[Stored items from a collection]
** Begin **
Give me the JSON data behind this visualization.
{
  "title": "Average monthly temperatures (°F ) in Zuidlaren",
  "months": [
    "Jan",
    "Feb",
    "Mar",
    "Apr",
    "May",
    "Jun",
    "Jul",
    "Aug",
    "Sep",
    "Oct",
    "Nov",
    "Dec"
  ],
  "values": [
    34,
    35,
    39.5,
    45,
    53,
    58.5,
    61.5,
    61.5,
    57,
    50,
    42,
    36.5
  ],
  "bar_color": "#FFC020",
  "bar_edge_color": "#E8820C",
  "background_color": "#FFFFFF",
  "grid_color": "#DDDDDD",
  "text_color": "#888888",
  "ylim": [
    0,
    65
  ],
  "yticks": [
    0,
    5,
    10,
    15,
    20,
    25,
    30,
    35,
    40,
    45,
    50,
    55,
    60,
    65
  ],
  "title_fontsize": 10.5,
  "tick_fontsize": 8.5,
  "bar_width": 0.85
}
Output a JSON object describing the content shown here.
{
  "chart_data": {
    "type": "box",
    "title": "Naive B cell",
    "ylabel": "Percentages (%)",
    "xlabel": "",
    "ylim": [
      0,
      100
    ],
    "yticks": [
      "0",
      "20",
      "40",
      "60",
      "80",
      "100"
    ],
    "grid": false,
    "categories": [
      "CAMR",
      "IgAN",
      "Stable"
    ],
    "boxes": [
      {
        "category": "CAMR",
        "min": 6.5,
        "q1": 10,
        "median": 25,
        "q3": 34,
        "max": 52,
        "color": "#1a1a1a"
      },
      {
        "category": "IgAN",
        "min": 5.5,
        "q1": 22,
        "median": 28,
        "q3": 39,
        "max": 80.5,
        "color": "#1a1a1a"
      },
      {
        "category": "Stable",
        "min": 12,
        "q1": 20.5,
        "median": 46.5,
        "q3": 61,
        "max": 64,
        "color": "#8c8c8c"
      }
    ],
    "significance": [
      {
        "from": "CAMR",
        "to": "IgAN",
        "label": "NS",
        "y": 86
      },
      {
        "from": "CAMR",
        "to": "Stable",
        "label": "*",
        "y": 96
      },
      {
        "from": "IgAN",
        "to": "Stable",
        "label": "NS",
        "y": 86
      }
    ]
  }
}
** End **
** Begin **
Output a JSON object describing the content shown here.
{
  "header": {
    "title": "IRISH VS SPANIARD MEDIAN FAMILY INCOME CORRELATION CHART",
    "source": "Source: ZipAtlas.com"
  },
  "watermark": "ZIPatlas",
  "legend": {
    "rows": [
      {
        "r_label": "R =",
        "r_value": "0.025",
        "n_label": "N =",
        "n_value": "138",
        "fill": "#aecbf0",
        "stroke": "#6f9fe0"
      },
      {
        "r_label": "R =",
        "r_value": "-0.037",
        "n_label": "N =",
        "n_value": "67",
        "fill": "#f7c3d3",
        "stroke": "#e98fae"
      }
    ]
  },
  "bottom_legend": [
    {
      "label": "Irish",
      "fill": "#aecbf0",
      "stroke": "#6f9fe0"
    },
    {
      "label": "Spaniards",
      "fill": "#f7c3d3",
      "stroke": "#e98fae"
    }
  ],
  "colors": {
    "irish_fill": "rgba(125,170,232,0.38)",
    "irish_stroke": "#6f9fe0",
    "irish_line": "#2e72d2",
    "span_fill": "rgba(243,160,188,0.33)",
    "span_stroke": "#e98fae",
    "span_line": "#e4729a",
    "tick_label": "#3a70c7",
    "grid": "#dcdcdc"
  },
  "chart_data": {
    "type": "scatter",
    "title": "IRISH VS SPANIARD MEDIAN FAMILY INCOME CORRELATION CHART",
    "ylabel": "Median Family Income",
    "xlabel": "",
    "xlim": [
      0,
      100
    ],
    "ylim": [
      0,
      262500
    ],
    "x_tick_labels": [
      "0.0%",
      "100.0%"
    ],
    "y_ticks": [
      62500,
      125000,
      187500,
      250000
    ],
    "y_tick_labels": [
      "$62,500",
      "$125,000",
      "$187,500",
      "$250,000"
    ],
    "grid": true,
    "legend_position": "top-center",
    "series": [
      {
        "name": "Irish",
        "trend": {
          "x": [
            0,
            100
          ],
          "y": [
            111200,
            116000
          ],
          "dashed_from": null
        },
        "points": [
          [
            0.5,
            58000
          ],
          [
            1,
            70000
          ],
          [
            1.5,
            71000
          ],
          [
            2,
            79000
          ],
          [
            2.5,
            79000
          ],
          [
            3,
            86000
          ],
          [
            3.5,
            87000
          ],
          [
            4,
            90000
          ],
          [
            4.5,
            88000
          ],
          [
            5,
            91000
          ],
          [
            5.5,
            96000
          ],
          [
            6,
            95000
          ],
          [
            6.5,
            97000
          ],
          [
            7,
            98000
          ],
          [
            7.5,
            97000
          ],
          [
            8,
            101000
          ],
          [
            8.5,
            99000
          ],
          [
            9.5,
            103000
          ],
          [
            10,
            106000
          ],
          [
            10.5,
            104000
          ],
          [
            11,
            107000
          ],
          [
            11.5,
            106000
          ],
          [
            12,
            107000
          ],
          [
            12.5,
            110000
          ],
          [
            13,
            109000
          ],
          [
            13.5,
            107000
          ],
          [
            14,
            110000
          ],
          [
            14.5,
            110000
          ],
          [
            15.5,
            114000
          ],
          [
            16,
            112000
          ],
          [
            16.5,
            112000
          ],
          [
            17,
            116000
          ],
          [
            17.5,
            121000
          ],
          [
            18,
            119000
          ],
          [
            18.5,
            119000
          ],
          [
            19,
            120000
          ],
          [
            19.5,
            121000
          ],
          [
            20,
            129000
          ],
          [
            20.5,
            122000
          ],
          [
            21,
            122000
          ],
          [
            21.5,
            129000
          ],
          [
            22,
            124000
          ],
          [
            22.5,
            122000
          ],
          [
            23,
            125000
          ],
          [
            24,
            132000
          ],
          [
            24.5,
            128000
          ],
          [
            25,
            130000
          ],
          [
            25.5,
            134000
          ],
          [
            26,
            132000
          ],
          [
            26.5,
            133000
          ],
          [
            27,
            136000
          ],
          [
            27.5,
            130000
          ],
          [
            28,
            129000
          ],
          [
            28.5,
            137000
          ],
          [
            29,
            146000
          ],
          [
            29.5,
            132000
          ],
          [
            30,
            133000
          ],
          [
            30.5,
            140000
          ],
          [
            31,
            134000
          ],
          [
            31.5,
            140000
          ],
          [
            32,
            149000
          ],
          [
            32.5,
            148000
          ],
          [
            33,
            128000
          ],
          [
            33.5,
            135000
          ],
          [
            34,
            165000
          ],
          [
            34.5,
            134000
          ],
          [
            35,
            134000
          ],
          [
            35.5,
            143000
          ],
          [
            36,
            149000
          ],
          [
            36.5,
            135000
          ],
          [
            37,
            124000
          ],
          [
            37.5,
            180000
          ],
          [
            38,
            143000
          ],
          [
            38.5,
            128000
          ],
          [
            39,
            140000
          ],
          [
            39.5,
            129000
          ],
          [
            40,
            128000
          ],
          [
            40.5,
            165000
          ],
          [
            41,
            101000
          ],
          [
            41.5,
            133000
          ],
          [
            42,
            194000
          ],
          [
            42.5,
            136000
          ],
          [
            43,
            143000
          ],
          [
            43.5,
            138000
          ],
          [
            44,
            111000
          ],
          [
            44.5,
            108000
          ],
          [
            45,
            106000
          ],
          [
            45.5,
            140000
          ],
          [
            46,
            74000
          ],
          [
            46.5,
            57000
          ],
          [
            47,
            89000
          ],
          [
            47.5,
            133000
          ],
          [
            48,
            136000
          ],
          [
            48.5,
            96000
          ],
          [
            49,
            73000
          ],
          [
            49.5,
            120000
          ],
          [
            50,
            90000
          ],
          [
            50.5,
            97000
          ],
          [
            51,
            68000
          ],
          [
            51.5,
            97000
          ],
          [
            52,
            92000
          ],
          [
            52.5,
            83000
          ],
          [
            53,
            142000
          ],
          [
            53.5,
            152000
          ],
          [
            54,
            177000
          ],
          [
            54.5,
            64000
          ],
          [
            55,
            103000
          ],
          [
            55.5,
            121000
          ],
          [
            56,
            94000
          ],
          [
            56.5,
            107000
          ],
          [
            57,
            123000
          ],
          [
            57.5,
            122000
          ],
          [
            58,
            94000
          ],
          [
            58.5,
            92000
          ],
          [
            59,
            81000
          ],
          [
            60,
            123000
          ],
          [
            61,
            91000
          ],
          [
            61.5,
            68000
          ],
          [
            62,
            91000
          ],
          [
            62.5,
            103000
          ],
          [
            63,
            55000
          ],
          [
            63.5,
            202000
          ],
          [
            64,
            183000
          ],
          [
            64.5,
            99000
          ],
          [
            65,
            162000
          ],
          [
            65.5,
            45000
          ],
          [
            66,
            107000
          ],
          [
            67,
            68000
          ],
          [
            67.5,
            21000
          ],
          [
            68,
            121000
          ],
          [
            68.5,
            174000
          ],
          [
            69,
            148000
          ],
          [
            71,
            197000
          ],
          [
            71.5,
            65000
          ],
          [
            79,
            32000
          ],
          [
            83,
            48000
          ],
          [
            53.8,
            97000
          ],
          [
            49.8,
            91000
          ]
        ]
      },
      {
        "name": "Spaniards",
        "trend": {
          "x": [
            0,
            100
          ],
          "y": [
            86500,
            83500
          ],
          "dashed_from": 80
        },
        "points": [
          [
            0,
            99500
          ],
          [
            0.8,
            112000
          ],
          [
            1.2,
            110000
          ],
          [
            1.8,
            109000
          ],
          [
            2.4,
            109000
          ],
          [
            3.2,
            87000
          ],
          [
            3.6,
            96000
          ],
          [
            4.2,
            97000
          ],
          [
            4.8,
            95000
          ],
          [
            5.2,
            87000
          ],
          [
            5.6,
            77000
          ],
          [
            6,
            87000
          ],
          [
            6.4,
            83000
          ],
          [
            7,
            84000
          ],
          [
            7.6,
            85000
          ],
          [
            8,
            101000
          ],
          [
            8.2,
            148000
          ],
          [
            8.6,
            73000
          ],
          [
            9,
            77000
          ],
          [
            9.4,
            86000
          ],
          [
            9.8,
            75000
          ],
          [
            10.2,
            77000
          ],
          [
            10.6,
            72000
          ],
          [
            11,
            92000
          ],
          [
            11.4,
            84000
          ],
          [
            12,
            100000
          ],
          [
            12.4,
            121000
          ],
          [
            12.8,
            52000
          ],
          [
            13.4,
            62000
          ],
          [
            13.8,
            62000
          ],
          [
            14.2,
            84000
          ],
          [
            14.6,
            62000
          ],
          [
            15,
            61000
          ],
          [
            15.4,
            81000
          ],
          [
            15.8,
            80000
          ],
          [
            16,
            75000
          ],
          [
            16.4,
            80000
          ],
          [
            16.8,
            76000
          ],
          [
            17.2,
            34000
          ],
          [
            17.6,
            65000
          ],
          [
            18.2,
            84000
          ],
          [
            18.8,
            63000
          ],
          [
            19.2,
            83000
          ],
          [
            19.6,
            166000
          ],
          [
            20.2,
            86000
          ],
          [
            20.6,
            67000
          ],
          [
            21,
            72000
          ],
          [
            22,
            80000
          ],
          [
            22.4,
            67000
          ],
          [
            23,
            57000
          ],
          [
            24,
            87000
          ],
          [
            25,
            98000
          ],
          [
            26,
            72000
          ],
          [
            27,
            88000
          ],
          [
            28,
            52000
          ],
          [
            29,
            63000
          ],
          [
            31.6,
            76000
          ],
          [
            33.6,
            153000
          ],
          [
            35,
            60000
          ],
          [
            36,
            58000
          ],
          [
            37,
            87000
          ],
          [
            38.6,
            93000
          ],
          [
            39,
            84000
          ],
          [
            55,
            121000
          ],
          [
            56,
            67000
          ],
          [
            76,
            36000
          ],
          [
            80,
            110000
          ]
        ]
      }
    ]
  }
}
** End **
> [OBJECTIVE] Wherever the string "ylabel" appears in the entries above, list that line.

> [CORRECT ANSWER]
    "ylabel": "Percentages (%)",
    "ylabel": "Median Family Income",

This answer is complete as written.